TASK INSTRUCTIONS:
Reproduce the entries below in full, word for word.

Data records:
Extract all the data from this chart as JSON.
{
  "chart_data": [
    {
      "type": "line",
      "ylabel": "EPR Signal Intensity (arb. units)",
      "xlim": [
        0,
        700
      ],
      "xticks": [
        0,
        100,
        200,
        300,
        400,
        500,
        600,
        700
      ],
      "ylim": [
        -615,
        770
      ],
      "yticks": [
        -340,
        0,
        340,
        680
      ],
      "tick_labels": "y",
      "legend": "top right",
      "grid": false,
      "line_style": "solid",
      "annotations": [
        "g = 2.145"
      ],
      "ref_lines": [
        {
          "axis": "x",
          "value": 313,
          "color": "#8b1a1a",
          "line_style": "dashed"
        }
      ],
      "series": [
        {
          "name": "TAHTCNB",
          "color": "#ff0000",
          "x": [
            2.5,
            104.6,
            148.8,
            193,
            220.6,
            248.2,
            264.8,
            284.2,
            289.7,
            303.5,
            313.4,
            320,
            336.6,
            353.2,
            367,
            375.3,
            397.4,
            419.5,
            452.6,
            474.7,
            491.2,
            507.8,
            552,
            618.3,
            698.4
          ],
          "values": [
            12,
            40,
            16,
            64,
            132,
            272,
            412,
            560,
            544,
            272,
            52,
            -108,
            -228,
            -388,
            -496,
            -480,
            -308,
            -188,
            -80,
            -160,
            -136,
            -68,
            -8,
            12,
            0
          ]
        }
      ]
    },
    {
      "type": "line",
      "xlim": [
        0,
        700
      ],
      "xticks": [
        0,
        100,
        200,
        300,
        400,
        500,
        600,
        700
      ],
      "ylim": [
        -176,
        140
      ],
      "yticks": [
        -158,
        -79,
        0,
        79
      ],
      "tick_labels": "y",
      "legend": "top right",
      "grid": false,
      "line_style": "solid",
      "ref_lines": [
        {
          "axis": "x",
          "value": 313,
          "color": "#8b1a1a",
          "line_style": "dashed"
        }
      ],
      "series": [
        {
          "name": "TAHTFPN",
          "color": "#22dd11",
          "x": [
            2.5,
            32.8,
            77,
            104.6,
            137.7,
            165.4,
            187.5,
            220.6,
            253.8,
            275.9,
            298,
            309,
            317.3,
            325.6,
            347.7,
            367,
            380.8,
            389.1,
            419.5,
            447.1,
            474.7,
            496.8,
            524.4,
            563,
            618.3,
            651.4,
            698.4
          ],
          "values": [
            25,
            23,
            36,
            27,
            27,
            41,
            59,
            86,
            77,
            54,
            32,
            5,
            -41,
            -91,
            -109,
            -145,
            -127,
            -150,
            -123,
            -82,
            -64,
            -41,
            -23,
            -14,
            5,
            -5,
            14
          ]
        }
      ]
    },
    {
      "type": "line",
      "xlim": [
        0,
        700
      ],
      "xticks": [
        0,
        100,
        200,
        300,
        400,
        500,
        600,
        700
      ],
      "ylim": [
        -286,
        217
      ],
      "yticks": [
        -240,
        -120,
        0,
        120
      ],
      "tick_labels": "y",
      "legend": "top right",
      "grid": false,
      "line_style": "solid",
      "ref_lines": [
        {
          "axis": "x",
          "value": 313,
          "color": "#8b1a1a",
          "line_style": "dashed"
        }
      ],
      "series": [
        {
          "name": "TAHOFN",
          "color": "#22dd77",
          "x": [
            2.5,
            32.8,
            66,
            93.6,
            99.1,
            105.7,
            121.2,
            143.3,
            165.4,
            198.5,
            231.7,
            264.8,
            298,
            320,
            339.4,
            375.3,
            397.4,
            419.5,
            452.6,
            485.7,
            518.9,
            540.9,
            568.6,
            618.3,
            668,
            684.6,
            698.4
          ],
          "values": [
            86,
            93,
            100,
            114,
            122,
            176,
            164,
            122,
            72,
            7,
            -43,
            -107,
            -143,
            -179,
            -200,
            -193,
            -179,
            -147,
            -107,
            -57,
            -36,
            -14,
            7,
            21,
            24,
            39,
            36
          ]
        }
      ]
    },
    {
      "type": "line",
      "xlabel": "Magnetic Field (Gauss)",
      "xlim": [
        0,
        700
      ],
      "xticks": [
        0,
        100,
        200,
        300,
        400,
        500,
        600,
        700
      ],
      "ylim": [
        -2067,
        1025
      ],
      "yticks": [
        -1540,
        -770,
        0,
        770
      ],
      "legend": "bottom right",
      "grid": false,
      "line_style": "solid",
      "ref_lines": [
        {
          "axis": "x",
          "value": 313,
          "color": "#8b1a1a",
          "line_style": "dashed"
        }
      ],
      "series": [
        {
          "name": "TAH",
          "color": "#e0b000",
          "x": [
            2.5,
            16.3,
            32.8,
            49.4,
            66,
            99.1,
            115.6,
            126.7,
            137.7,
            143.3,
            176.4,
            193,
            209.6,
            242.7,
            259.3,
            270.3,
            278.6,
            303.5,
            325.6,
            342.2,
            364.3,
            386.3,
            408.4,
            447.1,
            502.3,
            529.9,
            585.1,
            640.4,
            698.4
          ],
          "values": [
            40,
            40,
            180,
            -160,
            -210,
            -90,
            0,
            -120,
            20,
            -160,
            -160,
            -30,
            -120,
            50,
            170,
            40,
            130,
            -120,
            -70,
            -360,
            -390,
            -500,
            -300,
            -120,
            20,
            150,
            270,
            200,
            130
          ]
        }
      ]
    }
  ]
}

THE ANSWER:
Extract all the data from this chart as JSON.
{
  "chart_data": [
    {
      "type": "line",
      "ylabel": "EPR Signal Intensity (arb. units)",
      "xlim": [
        0,
        700
      ],
      "xticks": [
        0,
        100,
        200,
        300,
        400,
        500,
        600,
        700
      ],
      "ylim": [
        -615,
        770
      ],
      "yticks": [
        -340,
        0,
        340,
        680
      ],
      "tick_labels": "y",
      "legend": "top right",
      "grid": false,
      "line_style": "solid",
      "annotations": [
        "g = 2.145"
      ],
      "ref_lines": [
        {
          "axis": "x",
          "value": 313,
          "color": "#8b1a1a",
          "line_style": "dashed"
        }
      ],
      "series": [
        {
          "name": "TAHTCNB",
          "color": "#ff0000",
          "x": [
            2.5,
            104.6,
            148.8,
            193,
            220.6,
            248.2,
            264.8,
            284.2,
            289.7,
            303.5,
            313.4,
            320,
            336.6,
            353.2,
            367,
            375.3,
            397.4,
            419.5,
            452.6,
            474.7,
            491.2,
            507.8,
            552,
            618.3,
            698.4
          ],
          "values": [
            12,
            40,
            16,
            64,
            132,
            272,
            412,
            560,
            544,
            272,
            52,
            -108,
            -228,
            -388,
            -496,
            -480,
            -308,
            -188,
            -80,
            -160,
            -136,
            -68,
            -8,
            12,
            0
          ]
        }
      ]
    },
    {
      "type": "line",
      "xlim": [
        0,
        700
      ],
      "xticks": [
        0,
        100,
        200,
        300,
        400,
        500,
        600,
        700
      ],
      "ylim": [
        -176,
        140
      ],
      "yticks": [
        -158,
        -79,
        0,
        79
      ],
      "tick_labels": "y",
      "legend": "top right",
      "grid": false,
      "line_style": "solid",
      "ref_lines": [
        {
          "axis": "x",
          "value": 313,
          "color": "#8b1a1a",
          "line_style": "dashed"
        }
      ],
      "series": [
        {
          "name": "TAHTFPN",
          "color": "#22dd11",
          "x": [
            2.5,
            32.8,
            77,
            104.6,
            137.7,
            165.4,
            187.5,
            220.6,
            253.8,
            275.9,
            298,
            309,
            317.3,
            325.6,
            347.7,
            367,
            380.8,
            389.1,
            419.5,
            447.1,
            474.7,
            496.8,
            524.4,
            563,
            618.3,
            651.4,
            698.4
          ],
          "values": [
            25,
            23,
            36,
            27,
            27,
            41,
            59,
            86,
            77,
            54,
            32,
            5,
            -41,
            -91,
            -109,
            -145,
            -127,
            -150,
            -123,
            -82,
            -64,
            -41,
            -23,
            -14,
            5,
            -5,
            14
          ]
        }
      ]
    },
    {
      "type": "line",
      "xlim": [
        0,
        700
      ],
      "xticks": [
        0,
        100,
        200,
        300,
        400,
        500,
        600,
        700
      ],
      "ylim": [
        -286,
        217
      ],
      "yticks": [
        -240,
        -120,
        0,
        120
      ],
      "tick_labels": "y",
      "legend": "top right",
      "grid": false,
      "line_style": "solid",
      "ref_lines": [
        {
          "axis": "x",
          "value": 313,
          "color": "#8b1a1a",
          "line_style": "dashed"
        }
      ],
      "series": [
        {
          "name": "TAHOFN",
          "color": "#22dd77",
          "x": [
            2.5,
            32.8,
            66,
            93.6,
            99.1,
            105.7,
            121.2,
            143.3,
            165.4,
            198.5,
            231.7,
            264.8,
            298,
            320,
            339.4,
            375.3,
            397.4,
            419.5,
            452.6,
            485.7,
            518.9,
            540.9,
            568.6,
            618.3,
            668,
            684.6,
            698.4
          ],
          "values": [
            86,
            93,
            100,
            114,
            122,
            176,
            164,
            122,
            72,
            7,
            -43,
            -107,
            -143,
            -179,
            -200,
            -193,
            -179,
            -147,
            -107,
            -57,
            -36,
            -14,
            7,
            21,
            24,
            39,
            36
          ]
        }
      ]
    },
    {
      "type": "line",
      "xlabel": "Magnetic Field (Gauss)",
      "xlim": [
        0,
        700
      ],
      "xticks": [
        0,
        100,
        200,
        300,
        400,
        500,
        600,
        700
      ],
      "ylim": [
        -2067,
        1025
      ],
      "yticks": [
        -1540,
        -770,
        0,
        770
      ],
      "legend": "bottom right",
      "grid": false,
      "line_style": "solid",
      "ref_lines": [
        {
          "axis": "x",
          "value": 313,
          "color": "#8b1a1a",
          "line_style": "dashed"
        }
      ],
      "series": [
        {
          "name": "TAH",
          "color": "#e0b000",
          "x": [
            2.5,
            16.3,
            32.8,
            49.4,
            66,
            99.1,
            115.6,
            126.7,
            137.7,
            143.3,
            176.4,
            193,
            209.6,
            242.7,
            259.3,
            270.3,
            278.6,
            303.5,
            325.6,
            342.2,
            364.3,
            386.3,
            408.4,
            447.1,
            502.3,
            529.9,
            585.1,
            640.4,
            698.4
          ],
          "values": [
            40,
            40,
            180,
            -160,
            -210,
            -90,
            0,
            -120,
            20,
            -160,
            -160,
            -30,
            -120,
            50,
            170,
            40,
            130,
            -120,
            -70,
            -360,
            -390,
            -500,
            -300,
            -120,
            20,
            150,
            270,
            200,
            130
          ]
        }
      ]
    }
  ]
}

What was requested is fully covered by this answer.